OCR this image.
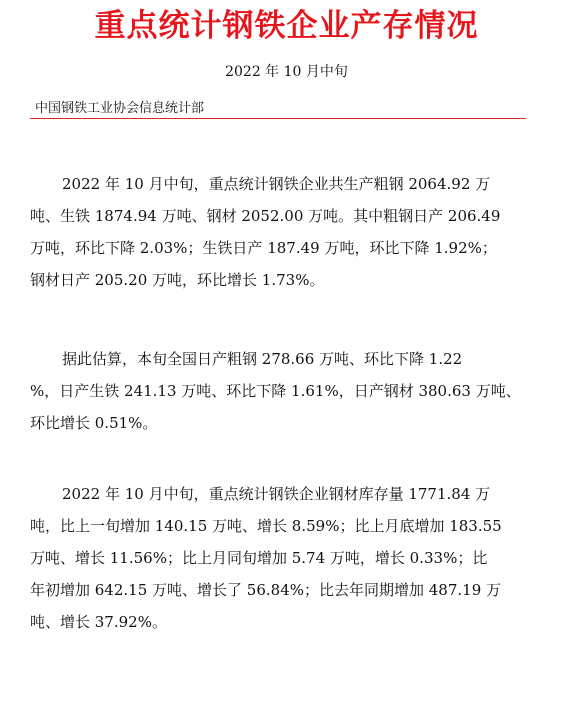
重点统计钢铁企业产存情况
2022 年 10 月中旬
中国钢铁工业协会信息统计部
2022 年 10 月中旬，重点统计钢铁企业共生产粗钢 2064.92 万
吨、生铁 1874.94 万吨、钢材 2052.00 万吨。其中粗钢日产 206.49
万吨，环比下降 2.03%；生铁日产 187.49 万吨，环比下降 1.92%；
钢材日产 205.20 万吨，环比增长 1.73%。
据此估算，本旬全国日产粗钢 278.66 万吨、环比下降 1.22
%，日产生铁 241.13 万吨、环比下降 1.61%，日产钢材 380.63 万吨、
环比增长 0.51%。
2022 年 10 月中旬，重点统计钢铁企业钢材库存量 1771.84 万
吨，比上一旬增加 140.15 万吨、增长 8.59%；比上月底增加 183.55
万吨、增长 11.56%；比上月同旬增加 5.74 万吨，增长 0.33%；比
年初增加 642.15 万吨、增长了 56.84%；比去年同期增加 487.19 万
吨、增长 37.92%。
--------------------------------------------------
◆ **THE PROBLEM**: Will you set down the records word for word while leaving out every picture?

◆ **OUTPUT FOR THIS TASK**:
OCR this image.
重点统计钢铁企业产存情况
2022 年 10 月中旬
中国钢铁工业协会信息统计部
2022 年 10 月中旬，重点统计钢铁企业共生产粗钢 2064.92 万
吨、生铁 1874.94 万吨、钢材 2052.00 万吨。其中粗钢日产 206.49
万吨，环比下降 2.03%；生铁日产 187.49 万吨，环比下降 1.92%；
钢材日产 205.20 万吨，环比增长 1.73%。
据此估算，本旬全国日产粗钢 278.66 万吨、环比下降 1.22
%，日产生铁 241.13 万吨、环比下降 1.61%，日产钢材 380.63 万吨、
环比增长 0.51%。
2022 年 10 月中旬，重点统计钢铁企业钢材库存量 1771.84 万
吨，比上一旬增加 140.15 万吨、增长 8.59%；比上月底增加 183.55
万吨、增长 11.56%；比上月同旬增加 5.74 万吨，增长 0.33%；比
年初增加 642.15 万吨、增长了 56.84%；比去年同期增加 487.19 万
吨、增长 37.92%。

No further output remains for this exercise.